### Goal
Tally how many lines of these entries hold the string "detached". Return the number alone.

### Listing
<<<<
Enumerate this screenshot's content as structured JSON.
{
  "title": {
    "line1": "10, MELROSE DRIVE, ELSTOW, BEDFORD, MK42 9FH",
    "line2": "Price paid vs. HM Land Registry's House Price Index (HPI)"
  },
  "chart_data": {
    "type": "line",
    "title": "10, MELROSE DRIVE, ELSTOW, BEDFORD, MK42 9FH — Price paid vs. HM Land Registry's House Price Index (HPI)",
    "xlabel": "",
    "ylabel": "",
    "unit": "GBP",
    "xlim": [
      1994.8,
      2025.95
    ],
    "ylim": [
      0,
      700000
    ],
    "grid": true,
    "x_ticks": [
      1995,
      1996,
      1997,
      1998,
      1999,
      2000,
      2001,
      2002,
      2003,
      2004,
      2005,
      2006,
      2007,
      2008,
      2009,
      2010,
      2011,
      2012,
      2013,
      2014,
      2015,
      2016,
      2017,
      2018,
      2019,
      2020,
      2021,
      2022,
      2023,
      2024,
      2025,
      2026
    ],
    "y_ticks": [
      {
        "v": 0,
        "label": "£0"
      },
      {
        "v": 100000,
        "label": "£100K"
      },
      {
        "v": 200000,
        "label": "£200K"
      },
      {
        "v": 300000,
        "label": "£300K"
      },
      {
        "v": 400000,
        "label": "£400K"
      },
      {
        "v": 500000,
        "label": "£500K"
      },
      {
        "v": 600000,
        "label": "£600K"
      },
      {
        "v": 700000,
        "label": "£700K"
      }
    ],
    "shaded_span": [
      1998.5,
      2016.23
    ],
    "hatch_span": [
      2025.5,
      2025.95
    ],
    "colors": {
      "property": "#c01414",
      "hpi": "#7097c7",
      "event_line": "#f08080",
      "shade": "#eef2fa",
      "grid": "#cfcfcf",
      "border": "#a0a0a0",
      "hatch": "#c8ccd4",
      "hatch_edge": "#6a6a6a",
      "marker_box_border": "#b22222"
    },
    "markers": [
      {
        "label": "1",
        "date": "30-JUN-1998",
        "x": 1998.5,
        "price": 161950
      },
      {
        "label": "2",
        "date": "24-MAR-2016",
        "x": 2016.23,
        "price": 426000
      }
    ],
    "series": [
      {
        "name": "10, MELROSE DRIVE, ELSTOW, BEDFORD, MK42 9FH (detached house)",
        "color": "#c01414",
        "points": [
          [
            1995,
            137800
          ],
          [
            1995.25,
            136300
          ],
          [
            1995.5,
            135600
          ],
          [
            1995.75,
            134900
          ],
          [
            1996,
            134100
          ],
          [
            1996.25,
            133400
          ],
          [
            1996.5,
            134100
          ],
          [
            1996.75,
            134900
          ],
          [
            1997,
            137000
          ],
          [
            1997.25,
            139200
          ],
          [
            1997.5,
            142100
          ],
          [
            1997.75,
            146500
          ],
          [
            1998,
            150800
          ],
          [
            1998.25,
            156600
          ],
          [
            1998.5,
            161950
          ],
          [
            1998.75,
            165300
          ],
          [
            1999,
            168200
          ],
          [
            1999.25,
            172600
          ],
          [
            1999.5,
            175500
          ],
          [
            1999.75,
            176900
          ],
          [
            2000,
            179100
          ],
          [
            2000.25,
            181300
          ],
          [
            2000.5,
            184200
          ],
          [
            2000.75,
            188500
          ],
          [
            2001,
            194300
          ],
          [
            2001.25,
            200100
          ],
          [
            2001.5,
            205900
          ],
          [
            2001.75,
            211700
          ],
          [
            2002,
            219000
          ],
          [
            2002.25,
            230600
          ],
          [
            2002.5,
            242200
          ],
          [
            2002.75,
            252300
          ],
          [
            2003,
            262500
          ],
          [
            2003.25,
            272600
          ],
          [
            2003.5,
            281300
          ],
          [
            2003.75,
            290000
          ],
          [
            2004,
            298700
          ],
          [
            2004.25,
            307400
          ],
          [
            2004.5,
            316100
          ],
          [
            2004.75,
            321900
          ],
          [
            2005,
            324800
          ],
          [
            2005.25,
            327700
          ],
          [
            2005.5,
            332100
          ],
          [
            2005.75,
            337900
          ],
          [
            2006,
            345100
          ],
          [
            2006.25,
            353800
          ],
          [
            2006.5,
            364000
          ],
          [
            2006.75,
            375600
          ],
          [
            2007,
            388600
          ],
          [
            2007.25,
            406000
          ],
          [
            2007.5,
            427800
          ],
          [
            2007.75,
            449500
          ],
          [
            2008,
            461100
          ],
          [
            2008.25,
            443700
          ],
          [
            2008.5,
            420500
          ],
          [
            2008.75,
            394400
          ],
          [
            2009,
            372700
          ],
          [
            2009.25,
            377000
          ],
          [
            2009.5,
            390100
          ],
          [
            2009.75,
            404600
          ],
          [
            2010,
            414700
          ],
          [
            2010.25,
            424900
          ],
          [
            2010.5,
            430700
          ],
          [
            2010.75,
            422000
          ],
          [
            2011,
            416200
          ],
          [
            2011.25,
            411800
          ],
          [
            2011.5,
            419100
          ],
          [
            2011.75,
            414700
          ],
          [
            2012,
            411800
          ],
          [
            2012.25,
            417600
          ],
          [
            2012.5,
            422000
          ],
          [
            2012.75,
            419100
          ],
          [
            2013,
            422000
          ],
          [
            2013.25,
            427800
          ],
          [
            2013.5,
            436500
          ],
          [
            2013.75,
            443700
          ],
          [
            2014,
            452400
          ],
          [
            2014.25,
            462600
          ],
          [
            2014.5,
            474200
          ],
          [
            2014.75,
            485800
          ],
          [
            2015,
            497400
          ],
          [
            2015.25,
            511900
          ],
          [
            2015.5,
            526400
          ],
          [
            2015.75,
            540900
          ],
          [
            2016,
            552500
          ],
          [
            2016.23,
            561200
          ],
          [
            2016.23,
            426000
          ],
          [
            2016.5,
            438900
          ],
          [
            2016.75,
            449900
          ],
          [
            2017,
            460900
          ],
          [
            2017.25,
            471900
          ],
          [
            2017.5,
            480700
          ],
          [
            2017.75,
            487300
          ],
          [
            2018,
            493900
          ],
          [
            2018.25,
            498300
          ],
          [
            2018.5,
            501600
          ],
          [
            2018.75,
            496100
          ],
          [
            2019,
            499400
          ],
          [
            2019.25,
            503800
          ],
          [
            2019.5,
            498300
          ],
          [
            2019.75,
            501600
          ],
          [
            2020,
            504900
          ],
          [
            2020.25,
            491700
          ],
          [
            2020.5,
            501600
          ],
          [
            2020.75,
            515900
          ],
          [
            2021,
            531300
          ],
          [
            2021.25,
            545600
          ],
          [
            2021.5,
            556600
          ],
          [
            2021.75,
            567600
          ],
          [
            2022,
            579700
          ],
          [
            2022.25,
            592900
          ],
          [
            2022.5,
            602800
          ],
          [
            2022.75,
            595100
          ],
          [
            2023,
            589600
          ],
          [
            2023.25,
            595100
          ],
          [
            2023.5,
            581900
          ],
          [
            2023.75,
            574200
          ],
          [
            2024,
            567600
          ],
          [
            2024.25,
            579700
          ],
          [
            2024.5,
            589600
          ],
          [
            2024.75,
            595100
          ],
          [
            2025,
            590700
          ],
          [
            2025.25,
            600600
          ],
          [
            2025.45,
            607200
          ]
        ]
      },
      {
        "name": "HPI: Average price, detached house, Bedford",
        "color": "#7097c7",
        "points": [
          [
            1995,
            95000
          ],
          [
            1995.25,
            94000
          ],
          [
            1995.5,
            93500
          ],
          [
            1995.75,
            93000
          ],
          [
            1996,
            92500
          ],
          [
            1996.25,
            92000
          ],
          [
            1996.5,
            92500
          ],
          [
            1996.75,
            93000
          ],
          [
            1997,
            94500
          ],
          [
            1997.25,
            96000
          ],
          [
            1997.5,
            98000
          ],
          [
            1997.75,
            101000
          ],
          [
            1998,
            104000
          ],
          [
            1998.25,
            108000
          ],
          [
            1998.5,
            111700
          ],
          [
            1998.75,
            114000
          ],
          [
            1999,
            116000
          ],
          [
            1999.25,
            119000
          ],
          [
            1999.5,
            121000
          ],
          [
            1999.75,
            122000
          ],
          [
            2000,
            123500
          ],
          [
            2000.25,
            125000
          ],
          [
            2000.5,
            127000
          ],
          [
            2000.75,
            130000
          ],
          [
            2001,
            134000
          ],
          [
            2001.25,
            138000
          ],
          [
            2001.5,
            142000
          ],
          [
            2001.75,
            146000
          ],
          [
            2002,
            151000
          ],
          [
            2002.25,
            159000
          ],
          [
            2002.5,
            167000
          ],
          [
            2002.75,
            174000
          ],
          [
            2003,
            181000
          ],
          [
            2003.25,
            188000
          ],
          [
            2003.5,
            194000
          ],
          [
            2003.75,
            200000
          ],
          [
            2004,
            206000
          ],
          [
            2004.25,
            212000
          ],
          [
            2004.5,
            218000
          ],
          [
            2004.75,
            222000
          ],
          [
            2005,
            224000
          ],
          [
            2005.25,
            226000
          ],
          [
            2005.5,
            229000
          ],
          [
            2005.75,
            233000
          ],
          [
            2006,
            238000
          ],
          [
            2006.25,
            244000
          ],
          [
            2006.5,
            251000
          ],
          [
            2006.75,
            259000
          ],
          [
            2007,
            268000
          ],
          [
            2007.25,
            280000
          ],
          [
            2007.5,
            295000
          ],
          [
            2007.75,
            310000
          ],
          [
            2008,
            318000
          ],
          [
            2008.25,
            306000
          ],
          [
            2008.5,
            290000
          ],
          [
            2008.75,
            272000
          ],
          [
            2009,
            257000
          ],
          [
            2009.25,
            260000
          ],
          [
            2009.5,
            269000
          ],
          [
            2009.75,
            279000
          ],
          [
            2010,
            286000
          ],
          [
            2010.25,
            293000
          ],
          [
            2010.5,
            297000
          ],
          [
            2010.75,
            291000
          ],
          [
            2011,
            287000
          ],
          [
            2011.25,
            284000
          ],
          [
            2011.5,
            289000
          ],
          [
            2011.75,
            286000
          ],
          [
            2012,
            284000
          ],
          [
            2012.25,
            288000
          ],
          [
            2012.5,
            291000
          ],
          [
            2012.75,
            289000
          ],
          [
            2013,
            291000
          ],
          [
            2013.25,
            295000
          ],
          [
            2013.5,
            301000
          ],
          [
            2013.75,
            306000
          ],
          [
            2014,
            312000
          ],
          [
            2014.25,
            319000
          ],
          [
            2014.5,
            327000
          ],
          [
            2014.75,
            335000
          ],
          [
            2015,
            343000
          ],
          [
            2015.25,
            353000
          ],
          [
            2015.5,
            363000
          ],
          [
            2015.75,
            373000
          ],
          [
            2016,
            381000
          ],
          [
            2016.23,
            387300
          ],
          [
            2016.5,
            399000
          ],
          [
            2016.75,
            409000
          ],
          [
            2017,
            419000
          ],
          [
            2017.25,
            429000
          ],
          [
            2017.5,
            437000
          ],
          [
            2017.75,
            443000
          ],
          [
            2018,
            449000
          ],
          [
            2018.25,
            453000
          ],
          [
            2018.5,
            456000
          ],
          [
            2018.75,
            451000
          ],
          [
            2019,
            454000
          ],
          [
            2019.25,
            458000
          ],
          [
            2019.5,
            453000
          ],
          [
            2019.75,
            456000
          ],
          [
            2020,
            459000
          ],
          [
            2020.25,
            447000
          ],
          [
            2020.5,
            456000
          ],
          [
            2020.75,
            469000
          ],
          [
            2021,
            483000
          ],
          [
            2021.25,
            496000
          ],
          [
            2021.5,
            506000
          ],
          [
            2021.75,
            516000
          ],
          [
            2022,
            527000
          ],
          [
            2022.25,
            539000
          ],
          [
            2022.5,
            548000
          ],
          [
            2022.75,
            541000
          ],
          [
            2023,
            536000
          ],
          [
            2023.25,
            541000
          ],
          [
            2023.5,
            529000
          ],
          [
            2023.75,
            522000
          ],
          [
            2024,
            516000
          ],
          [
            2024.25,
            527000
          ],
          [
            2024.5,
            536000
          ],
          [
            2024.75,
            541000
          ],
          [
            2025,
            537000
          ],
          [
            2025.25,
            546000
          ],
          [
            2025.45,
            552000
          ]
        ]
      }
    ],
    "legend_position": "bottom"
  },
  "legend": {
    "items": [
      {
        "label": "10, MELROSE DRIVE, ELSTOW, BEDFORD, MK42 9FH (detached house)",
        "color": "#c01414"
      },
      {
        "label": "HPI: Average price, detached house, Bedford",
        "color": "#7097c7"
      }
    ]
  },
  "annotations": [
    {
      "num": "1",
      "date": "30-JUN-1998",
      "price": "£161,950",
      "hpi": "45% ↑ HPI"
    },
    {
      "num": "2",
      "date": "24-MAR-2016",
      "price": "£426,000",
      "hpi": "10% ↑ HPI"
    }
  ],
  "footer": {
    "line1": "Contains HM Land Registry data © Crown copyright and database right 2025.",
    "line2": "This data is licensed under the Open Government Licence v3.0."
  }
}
>>>>
### Problem solution
4